*Data supplied*:
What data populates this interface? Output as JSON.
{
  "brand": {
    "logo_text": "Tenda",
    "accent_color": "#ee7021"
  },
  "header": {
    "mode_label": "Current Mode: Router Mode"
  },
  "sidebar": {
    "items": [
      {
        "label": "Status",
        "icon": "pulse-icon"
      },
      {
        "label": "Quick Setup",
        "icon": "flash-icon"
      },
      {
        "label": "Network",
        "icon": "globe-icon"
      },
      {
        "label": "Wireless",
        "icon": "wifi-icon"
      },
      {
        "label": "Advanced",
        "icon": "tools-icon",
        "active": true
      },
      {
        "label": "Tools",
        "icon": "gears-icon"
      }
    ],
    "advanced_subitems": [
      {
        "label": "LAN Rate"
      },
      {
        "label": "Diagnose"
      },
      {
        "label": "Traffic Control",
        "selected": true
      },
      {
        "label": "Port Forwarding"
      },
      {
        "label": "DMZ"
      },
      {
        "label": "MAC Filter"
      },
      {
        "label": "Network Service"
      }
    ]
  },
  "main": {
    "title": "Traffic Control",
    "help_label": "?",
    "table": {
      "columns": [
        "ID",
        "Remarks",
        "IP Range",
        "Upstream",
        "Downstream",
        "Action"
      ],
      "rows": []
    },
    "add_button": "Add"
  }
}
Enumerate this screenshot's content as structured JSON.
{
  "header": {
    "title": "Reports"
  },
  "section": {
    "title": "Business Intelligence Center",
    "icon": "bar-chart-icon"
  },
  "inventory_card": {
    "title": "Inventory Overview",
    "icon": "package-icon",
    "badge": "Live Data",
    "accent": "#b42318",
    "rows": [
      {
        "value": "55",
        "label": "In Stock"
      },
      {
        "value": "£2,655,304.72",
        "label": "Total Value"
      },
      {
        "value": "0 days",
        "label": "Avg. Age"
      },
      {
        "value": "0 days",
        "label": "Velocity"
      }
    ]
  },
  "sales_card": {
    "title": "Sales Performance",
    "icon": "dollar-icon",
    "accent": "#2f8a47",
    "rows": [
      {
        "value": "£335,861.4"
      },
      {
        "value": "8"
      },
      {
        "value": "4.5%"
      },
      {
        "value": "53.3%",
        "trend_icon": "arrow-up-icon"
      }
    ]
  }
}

*To be done*:
Repeat the data precisely, reproducing every entry.

*Response to this exercise*:
What data populates this interface? Output as JSON.
{
  "brand": {
    "logo_text": "Tenda",
    "accent_color": "#ee7021"
  },
  "header": {
    "mode_label": "Current Mode: Router Mode"
  },
  "sidebar": {
    "items": [
      {
        "label": "Status",
        "icon": "pulse-icon"
      },
      {
        "label": "Quick Setup",
        "icon": "flash-icon"
      },
      {
        "label": "Network",
        "icon": "globe-icon"
      },
      {
        "label": "Wireless",
        "icon": "wifi-icon"
      },
      {
        "label": "Advanced",
        "icon": "tools-icon",
        "active": true
      },
      {
        "label": "Tools",
        "icon": "gears-icon"
      }
    ],
    "advanced_subitems": [
      {
        "label": "LAN Rate"
      },
      {
        "label": "Diagnose"
      },
      {
        "label": "Traffic Control",
        "selected": true
      },
      {
        "label": "Port Forwarding"
      },
      {
        "label": "DMZ"
      },
      {
        "label": "MAC Filter"
      },
      {
        "label": "Network Service"
      }
    ]
  },
  "main": {
    "title": "Traffic Control",
    "help_label": "?",
    "table": {
      "columns": [
        "ID",
        "Remarks",
        "IP Range",
        "Upstream",
        "Downstream",
        "Action"
      ],
      "rows": []
    },
    "add_button": "Add"
  }
}
Enumerate this screenshot's content as structured JSON.
{
  "header": {
    "title": "Reports"
  },
  "section": {
    "title": "Business Intelligence Center",
    "icon": "bar-chart-icon"
  },
  "inventory_card": {
    "title": "Inventory Overview",
    "icon": "package-icon",
    "badge": "Live Data",
    "accent": "#b42318",
    "rows": [
      {
        "value": "55",
        "label": "In Stock"
      },
      {
        "value": "£2,655,304.72",
        "label": "Total Value"
      },
      {
        "value": "0 days",
        "label": "Avg. Age"
      },
      {
        "value": "0 days",
        "label": "Velocity"
      }
    ]
  },
  "sales_card": {
    "title": "Sales Performance",
    "icon": "dollar-icon",
    "accent": "#2f8a47",
    "rows": [
      {
        "value": "£335,861.4"
      },
      {
        "value": "8"
      },
      {
        "value": "4.5%"
      },
      {
        "value": "53.3%",
        "trend_icon": "arrow-up-icon"
      }
    ]
  }
}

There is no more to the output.